── RECORDS FOR THE EXERCISE
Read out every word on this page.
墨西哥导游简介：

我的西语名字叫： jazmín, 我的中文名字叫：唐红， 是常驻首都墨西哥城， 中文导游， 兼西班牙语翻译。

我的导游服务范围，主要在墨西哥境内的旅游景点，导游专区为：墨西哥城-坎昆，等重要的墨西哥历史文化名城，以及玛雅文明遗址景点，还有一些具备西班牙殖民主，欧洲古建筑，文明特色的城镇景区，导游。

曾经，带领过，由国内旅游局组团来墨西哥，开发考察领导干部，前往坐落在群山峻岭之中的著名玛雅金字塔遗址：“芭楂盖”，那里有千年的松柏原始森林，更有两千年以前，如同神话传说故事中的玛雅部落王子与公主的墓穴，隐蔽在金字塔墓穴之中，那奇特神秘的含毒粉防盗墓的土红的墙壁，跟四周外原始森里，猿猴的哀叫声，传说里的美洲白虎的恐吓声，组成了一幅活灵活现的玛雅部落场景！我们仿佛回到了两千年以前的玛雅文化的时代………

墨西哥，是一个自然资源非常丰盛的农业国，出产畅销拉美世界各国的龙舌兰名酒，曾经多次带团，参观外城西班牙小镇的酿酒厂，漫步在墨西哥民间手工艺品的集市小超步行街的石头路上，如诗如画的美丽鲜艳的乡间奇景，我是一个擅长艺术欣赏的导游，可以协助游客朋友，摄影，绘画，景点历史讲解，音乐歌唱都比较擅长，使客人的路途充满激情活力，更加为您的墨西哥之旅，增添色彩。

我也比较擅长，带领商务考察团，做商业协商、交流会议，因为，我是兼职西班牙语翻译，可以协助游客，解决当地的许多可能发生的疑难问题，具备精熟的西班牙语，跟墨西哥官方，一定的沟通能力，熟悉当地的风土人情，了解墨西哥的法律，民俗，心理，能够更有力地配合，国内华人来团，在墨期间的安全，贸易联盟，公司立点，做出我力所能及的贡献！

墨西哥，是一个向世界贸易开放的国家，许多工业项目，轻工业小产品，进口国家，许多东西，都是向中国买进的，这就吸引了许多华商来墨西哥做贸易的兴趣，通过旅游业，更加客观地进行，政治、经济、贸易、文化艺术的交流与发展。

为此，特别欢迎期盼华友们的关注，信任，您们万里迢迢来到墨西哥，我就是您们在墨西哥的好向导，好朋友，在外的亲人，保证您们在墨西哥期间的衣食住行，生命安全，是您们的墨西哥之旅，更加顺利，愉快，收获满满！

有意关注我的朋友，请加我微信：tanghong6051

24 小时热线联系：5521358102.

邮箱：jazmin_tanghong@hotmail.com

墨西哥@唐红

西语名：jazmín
────
§ EXERCISE AIM
Reproduce every line above without error.

§ RIGHT ANSWER
Read out every word on this page.
墨西哥导游简介：

我的西语名字叫： jazmín, 我的中文名字叫：唐红， 是常驻首都墨西哥城， 中文导游， 兼西班牙语翻译。

我的导游服务范围，主要在墨西哥境内的旅游景点，导游专区为：墨西哥城-坎昆，等重要的墨西哥历史文化名城，以及玛雅文明遗址景点，还有一些具备西班牙殖民主，欧洲古建筑，文明特色的城镇景区，导游。

曾经，带领过，由国内旅游局组团来墨西哥，开发考察领导干部，前往坐落在群山峻岭之中的著名玛雅金字塔遗址：“芭楂盖”，那里有千年的松柏原始森林，更有两千年以前，如同神话传说故事中的玛雅部落王子与公主的墓穴，隐蔽在金字塔墓穴之中，那奇特神秘的含毒粉防盗墓的土红的墙壁，跟四周外原始森里，猿猴的哀叫声，传说里的美洲白虎的恐吓声，组成了一幅活灵活现的玛雅部落场景！我们仿佛回到了两千年以前的玛雅文化的时代………

墨西哥，是一个自然资源非常丰盛的农业国，出产畅销拉美世界各国的龙舌兰名酒，曾经多次带团，参观外城西班牙小镇的酿酒厂，漫步在墨西哥民间手工艺品的集市小超步行街的石头路上，如诗如画的美丽鲜艳的乡间奇景，我是一个擅长艺术欣赏的导游，可以协助游客朋友，摄影，绘画，景点历史讲解，音乐歌唱都比较擅长，使客人的路途充满激情活力，更加为您的墨西哥之旅，增添色彩。

我也比较擅长，带领商务考察团，做商业协商、交流会议，因为，我是兼职西班牙语翻译，可以协助游客，解决当地的许多可能发生的疑难问题，具备精熟的西班牙语，跟墨西哥官方，一定的沟通能力，熟悉当地的风土人情，了解墨西哥的法律，民俗，心理，能够更有力地配合，国内华人来团，在墨期间的安全，贸易联盟，公司立点，做出我力所能及的贡献！

墨西哥，是一个向世界贸易开放的国家，许多工业项目，轻工业小产品，进口国家，许多东西，都是向中国买进的，这就吸引了许多华商来墨西哥做贸易的兴趣，通过旅游业，更加客观地进行，政治、经济、贸易、文化艺术的交流与发展。

为此，特别欢迎期盼华友们的关注，信任，您们万里迢迢来到墨西哥，我就是您们在墨西哥的好向导，好朋友，在外的亲人，保证您们在墨西哥期间的衣食住行，生命安全，是您们的墨西哥之旅，更加顺利，愉快，收获满满！

有意关注我的朋友，请加我微信：tanghong6051

24 小时热线联系：5521358102.

邮箱：jazmin_tanghong@hotmail.com

墨西哥@唐红

西语名：jazmín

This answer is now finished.